**Provided entries:**
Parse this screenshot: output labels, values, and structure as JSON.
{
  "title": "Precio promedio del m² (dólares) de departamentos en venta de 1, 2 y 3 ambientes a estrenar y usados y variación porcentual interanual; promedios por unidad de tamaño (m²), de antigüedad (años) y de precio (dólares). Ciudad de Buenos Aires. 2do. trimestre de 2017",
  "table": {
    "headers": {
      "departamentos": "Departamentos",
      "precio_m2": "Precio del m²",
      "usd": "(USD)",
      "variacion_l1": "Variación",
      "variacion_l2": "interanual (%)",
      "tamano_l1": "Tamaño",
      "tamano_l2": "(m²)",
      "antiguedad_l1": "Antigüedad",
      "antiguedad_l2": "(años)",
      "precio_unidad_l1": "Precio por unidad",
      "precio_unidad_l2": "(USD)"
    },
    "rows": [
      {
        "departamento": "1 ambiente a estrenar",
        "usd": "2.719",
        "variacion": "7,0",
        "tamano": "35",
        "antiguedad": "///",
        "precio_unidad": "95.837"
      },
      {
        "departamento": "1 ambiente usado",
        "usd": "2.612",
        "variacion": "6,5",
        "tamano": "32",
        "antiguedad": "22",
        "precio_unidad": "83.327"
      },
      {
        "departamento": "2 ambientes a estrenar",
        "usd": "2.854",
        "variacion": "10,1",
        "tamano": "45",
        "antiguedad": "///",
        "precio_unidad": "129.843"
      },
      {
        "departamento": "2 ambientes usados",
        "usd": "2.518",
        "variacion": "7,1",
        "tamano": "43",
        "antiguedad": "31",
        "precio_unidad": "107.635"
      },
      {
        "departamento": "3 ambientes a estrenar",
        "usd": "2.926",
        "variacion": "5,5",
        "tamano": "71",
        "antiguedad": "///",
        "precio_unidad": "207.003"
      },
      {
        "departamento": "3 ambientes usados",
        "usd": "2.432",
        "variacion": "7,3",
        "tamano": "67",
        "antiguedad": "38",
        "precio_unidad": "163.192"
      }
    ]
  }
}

**Aim:** Go through the data and return every record exactly.

**Solution to the exercise:**
Parse this screenshot: output labels, values, and structure as JSON.
{
  "title": "Precio promedio del m² (dólares) de departamentos en venta de 1, 2 y 3 ambientes a estrenar y usados y variación porcentual interanual; promedios por unidad de tamaño (m²), de antigüedad (años) y de precio (dólares). Ciudad de Buenos Aires. 2do. trimestre de 2017",
  "table": {
    "headers": {
      "departamentos": "Departamentos",
      "precio_m2": "Precio del m²",
      "usd": "(USD)",
      "variacion_l1": "Variación",
      "variacion_l2": "interanual (%)",
      "tamano_l1": "Tamaño",
      "tamano_l2": "(m²)",
      "antiguedad_l1": "Antigüedad",
      "antiguedad_l2": "(años)",
      "precio_unidad_l1": "Precio por unidad",
      "precio_unidad_l2": "(USD)"
    },
    "rows": [
      {
        "departamento": "1 ambiente a estrenar",
        "usd": "2.719",
        "variacion": "7,0",
        "tamano": "35",
        "antiguedad": "///",
        "precio_unidad": "95.837"
      },
      {
        "departamento": "1 ambiente usado",
        "usd": "2.612",
        "variacion": "6,5",
        "tamano": "32",
        "antiguedad": "22",
        "precio_unidad": "83.327"
      },
      {
        "departamento": "2 ambientes a estrenar",
        "usd": "2.854",
        "variacion": "10,1",
        "tamano": "45",
        "antiguedad": "///",
        "precio_unidad": "129.843"
      },
      {
        "departamento": "2 ambientes usados",
        "usd": "2.518",
        "variacion": "7,1",
        "tamano": "43",
        "antiguedad": "31",
        "precio_unidad": "107.635"
      },
      {
        "departamento": "3 ambientes a estrenar",
        "usd": "2.926",
        "variacion": "5,5",
        "tamano": "71",
        "antiguedad": "///",
        "precio_unidad": "207.003"
      },
      {
        "departamento": "3 ambientes usados",
        "usd": "2.432",
        "variacion": "7,3",
        "tamano": "67",
        "antiguedad": "38",
        "precio_unidad": "163.192"
      }
    ]
  }
}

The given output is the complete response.